* Records to use
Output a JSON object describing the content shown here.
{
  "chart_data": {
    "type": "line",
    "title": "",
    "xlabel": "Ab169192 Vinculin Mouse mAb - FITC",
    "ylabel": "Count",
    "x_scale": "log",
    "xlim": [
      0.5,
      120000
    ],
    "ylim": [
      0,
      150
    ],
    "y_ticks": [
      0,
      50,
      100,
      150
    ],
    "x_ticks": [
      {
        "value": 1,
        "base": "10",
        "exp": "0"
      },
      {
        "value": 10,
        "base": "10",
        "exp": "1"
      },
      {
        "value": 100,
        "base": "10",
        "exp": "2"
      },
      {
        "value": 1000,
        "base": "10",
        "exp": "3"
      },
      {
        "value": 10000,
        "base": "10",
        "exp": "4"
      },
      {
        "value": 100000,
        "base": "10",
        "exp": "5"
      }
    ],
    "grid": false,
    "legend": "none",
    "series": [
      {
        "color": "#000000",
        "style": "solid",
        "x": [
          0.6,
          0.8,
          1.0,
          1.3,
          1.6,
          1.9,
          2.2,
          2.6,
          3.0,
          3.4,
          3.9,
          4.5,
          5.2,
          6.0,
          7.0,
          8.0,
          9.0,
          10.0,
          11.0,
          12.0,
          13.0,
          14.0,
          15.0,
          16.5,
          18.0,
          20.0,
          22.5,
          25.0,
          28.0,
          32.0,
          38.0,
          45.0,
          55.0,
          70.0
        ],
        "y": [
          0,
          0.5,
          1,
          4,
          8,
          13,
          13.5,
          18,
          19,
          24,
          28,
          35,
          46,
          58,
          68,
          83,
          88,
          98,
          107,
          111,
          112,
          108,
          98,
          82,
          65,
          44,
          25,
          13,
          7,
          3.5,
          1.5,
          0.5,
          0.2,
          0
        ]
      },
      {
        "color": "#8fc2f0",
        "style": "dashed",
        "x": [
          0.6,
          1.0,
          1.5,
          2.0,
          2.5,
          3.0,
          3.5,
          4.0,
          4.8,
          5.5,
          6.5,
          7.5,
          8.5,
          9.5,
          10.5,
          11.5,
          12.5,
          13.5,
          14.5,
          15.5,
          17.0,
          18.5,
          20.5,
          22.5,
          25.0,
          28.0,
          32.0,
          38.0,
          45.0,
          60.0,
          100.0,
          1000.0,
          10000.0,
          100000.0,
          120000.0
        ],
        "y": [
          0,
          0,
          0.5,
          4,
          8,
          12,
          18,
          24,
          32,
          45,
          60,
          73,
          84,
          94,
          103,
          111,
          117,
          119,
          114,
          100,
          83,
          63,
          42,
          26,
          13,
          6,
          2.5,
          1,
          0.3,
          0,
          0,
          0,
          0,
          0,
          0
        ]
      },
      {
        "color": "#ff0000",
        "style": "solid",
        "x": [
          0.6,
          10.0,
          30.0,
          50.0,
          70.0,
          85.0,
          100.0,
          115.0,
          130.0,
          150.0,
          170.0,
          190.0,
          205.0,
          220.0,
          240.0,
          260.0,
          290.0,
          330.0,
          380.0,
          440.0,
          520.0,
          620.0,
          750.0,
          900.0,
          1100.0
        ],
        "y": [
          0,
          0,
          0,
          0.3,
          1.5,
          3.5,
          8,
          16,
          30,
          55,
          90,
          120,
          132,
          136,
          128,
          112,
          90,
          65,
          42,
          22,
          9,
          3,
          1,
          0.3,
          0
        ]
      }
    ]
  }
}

* What you will do
Set down each entry again, unchanged.

* Expected answer
Output a JSON object describing the content shown here.
{
  "chart_data": {
    "type": "line",
    "title": "",
    "xlabel": "Ab169192 Vinculin Mouse mAb - FITC",
    "ylabel": "Count",
    "x_scale": "log",
    "xlim": [
      0.5,
      120000
    ],
    "ylim": [
      0,
      150
    ],
    "y_ticks": [
      0,
      50,
      100,
      150
    ],
    "x_ticks": [
      {
        "value": 1,
        "base": "10",
        "exp": "0"
      },
      {
        "value": 10,
        "base": "10",
        "exp": "1"
      },
      {
        "value": 100,
        "base": "10",
        "exp": "2"
      },
      {
        "value": 1000,
        "base": "10",
        "exp": "3"
      },
      {
        "value": 10000,
        "base": "10",
        "exp": "4"
      },
      {
        "value": 100000,
        "base": "10",
        "exp": "5"
      }
    ],
    "grid": false,
    "legend": "none",
    "series": [
      {
        "color": "#000000",
        "style": "solid",
        "x": [
          0.6,
          0.8,
          1.0,
          1.3,
          1.6,
          1.9,
          2.2,
          2.6,
          3.0,
          3.4,
          3.9,
          4.5,
          5.2,
          6.0,
          7.0,
          8.0,
          9.0,
          10.0,
          11.0,
          12.0,
          13.0,
          14.0,
          15.0,
          16.5,
          18.0,
          20.0,
          22.5,
          25.0,
          28.0,
          32.0,
          38.0,
          45.0,
          55.0,
          70.0
        ],
        "y": [
          0,
          0.5,
          1,
          4,
          8,
          13,
          13.5,
          18,
          19,
          24,
          28,
          35,
          46,
          58,
          68,
          83,
          88,
          98,
          107,
          111,
          112,
          108,
          98,
          82,
          65,
          44,
          25,
          13,
          7,
          3.5,
          1.5,
          0.5,
          0.2,
          0
        ]
      },
      {
        "color": "#8fc2f0",
        "style": "dashed",
        "x": [
          0.6,
          1.0,
          1.5,
          2.0,
          2.5,
          3.0,
          3.5,
          4.0,
          4.8,
          5.5,
          6.5,
          7.5,
          8.5,
          9.5,
          10.5,
          11.5,
          12.5,
          13.5,
          14.5,
          15.5,
          17.0,
          18.5,
          20.5,
          22.5,
          25.0,
          28.0,
          32.0,
          38.0,
          45.0,
          60.0,
          100.0,
          1000.0,
          10000.0,
          100000.0,
          120000.0
        ],
        "y": [
          0,
          0,
          0.5,
          4,
          8,
          12,
          18,
          24,
          32,
          45,
          60,
          73,
          84,
          94,
          103,
          111,
          117,
          119,
          114,
          100,
          83,
          63,
          42,
          26,
          13,
          6,
          2.5,
          1,
          0.3,
          0,
          0,
          0,
          0,
          0,
          0
        ]
      },
      {
        "color": "#ff0000",
        "style": "solid",
        "x": [
          0.6,
          10.0,
          30.0,
          50.0,
          70.0,
          85.0,
          100.0,
          115.0,
          130.0,
          150.0,
          170.0,
          190.0,
          205.0,
          220.0,
          240.0,
          260.0,
          290.0,
          330.0,
          380.0,
          440.0,
          520.0,
          620.0,
          750.0,
          900.0,
          1100.0
        ],
        "y": [
          0,
          0,
          0,
          0.3,
          1.5,
          3.5,
          8,
          16,
          30,
          55,
          90,
          120,
          132,
          136,
          128,
          112,
          90,
          65,
          42,
          22,
          9,
          3,
          1,
          0.3,
          0
        ]
      }
    ]
  }
}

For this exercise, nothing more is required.